Below you will find a set of lines. Repeat them all exactly.
┌─ STORED DATA
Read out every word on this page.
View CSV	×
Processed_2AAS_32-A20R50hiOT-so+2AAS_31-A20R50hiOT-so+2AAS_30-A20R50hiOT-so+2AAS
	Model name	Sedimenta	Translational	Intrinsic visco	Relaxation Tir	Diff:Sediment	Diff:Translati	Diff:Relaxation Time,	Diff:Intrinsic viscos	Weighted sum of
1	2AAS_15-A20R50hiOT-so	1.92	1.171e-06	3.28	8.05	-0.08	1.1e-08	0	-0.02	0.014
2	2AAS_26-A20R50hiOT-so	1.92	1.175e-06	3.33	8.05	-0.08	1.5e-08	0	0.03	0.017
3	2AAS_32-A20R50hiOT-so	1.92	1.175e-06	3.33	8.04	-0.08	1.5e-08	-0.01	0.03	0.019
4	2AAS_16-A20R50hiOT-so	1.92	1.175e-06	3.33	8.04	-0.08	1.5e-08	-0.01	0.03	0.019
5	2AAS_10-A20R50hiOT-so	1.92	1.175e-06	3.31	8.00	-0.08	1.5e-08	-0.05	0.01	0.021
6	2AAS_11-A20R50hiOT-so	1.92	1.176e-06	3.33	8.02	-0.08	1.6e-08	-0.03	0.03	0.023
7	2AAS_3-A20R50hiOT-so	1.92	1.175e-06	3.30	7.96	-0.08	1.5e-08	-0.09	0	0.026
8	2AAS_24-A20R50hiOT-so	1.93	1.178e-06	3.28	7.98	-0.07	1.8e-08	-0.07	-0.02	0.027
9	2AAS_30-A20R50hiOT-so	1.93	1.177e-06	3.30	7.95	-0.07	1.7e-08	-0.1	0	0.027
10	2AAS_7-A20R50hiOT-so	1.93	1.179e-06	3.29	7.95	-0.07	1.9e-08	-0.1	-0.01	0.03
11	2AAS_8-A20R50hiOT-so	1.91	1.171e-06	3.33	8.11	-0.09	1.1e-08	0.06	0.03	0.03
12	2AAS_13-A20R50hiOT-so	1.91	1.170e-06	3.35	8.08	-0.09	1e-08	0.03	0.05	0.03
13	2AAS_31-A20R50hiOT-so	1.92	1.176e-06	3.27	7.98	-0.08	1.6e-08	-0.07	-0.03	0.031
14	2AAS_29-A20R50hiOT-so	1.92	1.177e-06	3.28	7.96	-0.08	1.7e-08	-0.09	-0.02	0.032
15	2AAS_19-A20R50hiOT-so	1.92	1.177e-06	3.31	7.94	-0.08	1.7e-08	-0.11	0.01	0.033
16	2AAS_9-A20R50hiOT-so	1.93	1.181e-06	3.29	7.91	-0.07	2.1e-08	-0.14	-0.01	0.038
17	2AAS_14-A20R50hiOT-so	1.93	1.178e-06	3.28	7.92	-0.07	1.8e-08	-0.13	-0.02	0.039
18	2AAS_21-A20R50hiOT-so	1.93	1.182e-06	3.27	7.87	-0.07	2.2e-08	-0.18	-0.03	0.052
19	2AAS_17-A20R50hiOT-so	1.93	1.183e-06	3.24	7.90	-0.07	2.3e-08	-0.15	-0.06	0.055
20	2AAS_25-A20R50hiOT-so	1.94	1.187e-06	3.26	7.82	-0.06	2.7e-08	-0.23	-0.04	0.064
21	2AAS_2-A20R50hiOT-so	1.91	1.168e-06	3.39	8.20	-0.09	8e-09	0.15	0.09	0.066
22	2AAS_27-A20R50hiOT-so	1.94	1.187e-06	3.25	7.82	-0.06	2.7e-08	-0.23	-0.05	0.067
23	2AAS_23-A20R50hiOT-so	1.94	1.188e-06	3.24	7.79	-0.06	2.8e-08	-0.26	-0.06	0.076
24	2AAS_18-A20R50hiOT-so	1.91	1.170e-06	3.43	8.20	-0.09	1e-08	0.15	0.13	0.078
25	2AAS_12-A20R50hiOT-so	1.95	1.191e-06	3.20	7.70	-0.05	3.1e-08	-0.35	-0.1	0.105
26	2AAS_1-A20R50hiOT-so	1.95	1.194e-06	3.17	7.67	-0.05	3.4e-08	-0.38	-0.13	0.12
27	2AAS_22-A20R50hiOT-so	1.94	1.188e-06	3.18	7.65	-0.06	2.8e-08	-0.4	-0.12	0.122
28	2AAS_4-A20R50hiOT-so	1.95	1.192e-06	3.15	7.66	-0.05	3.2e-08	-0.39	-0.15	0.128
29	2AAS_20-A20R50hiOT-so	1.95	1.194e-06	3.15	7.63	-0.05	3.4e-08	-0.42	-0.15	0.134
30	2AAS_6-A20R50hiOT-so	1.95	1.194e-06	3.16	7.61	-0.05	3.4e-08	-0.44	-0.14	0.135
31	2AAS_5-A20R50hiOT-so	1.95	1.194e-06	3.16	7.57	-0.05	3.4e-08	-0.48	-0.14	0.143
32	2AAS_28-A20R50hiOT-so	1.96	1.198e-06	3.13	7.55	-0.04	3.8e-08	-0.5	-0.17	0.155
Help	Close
└─
RESULT OF THIS EXERCISE:
Read out every word on this page.
View CSV	×
Processed_2AAS_32-A20R50hiOT-so+2AAS_31-A20R50hiOT-so+2AAS_30-A20R50hiOT-so+2AAS
	Model name	Sedimenta	Translational	Intrinsic visco	Relaxation Tir	Diff:Sediment	Diff:Translati	Diff:Relaxation Time,	Diff:Intrinsic viscos	Weighted sum of
1	2AAS_15-A20R50hiOT-so	1.92	1.171e-06	3.28	8.05	-0.08	1.1e-08	0	-0.02	0.014
2	2AAS_26-A20R50hiOT-so	1.92	1.175e-06	3.33	8.05	-0.08	1.5e-08	0	0.03	0.017
3	2AAS_32-A20R50hiOT-so	1.92	1.175e-06	3.33	8.04	-0.08	1.5e-08	-0.01	0.03	0.019
4	2AAS_16-A20R50hiOT-so	1.92	1.175e-06	3.33	8.04	-0.08	1.5e-08	-0.01	0.03	0.019
5	2AAS_10-A20R50hiOT-so	1.92	1.175e-06	3.31	8.00	-0.08	1.5e-08	-0.05	0.01	0.021
6	2AAS_11-A20R50hiOT-so	1.92	1.176e-06	3.33	8.02	-0.08	1.6e-08	-0.03	0.03	0.023
7	2AAS_3-A20R50hiOT-so	1.92	1.175e-06	3.30	7.96	-0.08	1.5e-08	-0.09	0	0.026
8	2AAS_24-A20R50hiOT-so	1.93	1.178e-06	3.28	7.98	-0.07	1.8e-08	-0.07	-0.02	0.027
9	2AAS_30-A20R50hiOT-so	1.93	1.177e-06	3.30	7.95	-0.07	1.7e-08	-0.1	0	0.027
10	2AAS_7-A20R50hiOT-so	1.93	1.179e-06	3.29	7.95	-0.07	1.9e-08	-0.1	-0.01	0.03
11	2AAS_8-A20R50hiOT-so	1.91	1.171e-06	3.33	8.11	-0.09	1.1e-08	0.06	0.03	0.03
12	2AAS_13-A20R50hiOT-so	1.91	1.170e-06	3.35	8.08	-0.09	1e-08	0.03	0.05	0.03
13	2AAS_31-A20R50hiOT-so	1.92	1.176e-06	3.27	7.98	-0.08	1.6e-08	-0.07	-0.03	0.031
14	2AAS_29-A20R50hiOT-so	1.92	1.177e-06	3.28	7.96	-0.08	1.7e-08	-0.09	-0.02	0.032
15	2AAS_19-A20R50hiOT-so	1.92	1.177e-06	3.31	7.94	-0.08	1.7e-08	-0.11	0.01	0.033
16	2AAS_9-A20R50hiOT-so	1.93	1.181e-06	3.29	7.91	-0.07	2.1e-08	-0.14	-0.01	0.038
17	2AAS_14-A20R50hiOT-so	1.93	1.178e-06	3.28	7.92	-0.07	1.8e-08	-0.13	-0.02	0.039
18	2AAS_21-A20R50hiOT-so	1.93	1.182e-06	3.27	7.87	-0.07	2.2e-08	-0.18	-0.03	0.052
19	2AAS_17-A20R50hiOT-so	1.93	1.183e-06	3.24	7.90	-0.07	2.3e-08	-0.15	-0.06	0.055
20	2AAS_25-A20R50hiOT-so	1.94	1.187e-06	3.26	7.82	-0.06	2.7e-08	-0.23	-0.04	0.064
21	2AAS_2-A20R50hiOT-so	1.91	1.168e-06	3.39	8.20	-0.09	8e-09	0.15	0.09	0.066
22	2AAS_27-A20R50hiOT-so	1.94	1.187e-06	3.25	7.82	-0.06	2.7e-08	-0.23	-0.05	0.067
23	2AAS_23-A20R50hiOT-so	1.94	1.188e-06	3.24	7.79	-0.06	2.8e-08	-0.26	-0.06	0.076
24	2AAS_18-A20R50hiOT-so	1.91	1.170e-06	3.43	8.20	-0.09	1e-08	0.15	0.13	0.078
25	2AAS_12-A20R50hiOT-so	1.95	1.191e-06	3.20	7.70	-0.05	3.1e-08	-0.35	-0.1	0.105
26	2AAS_1-A20R50hiOT-so	1.95	1.194e-06	3.17	7.67	-0.05	3.4e-08	-0.38	-0.13	0.12
27	2AAS_22-A20R50hiOT-so	1.94	1.188e-06	3.18	7.65	-0.06	2.8e-08	-0.4	-0.12	0.122
28	2AAS_4-A20R50hiOT-so	1.95	1.192e-06	3.15	7.66	-0.05	3.2e-08	-0.39	-0.15	0.128
29	2AAS_20-A20R50hiOT-so	1.95	1.194e-06	3.15	7.63	-0.05	3.4e-08	-0.42	-0.15	0.134
30	2AAS_6-A20R50hiOT-so	1.95	1.194e-06	3.16	7.61	-0.05	3.4e-08	-0.44	-0.14	0.135
31	2AAS_5-A20R50hiOT-so	1.95	1.194e-06	3.16	7.57	-0.05	3.4e-08	-0.48	-0.14	0.143
32	2AAS_28-A20R50hiOT-so	1.96	1.198e-06	3.13	7.55	-0.04	3.8e-08	-0.5	-0.17	0.155
Help	Close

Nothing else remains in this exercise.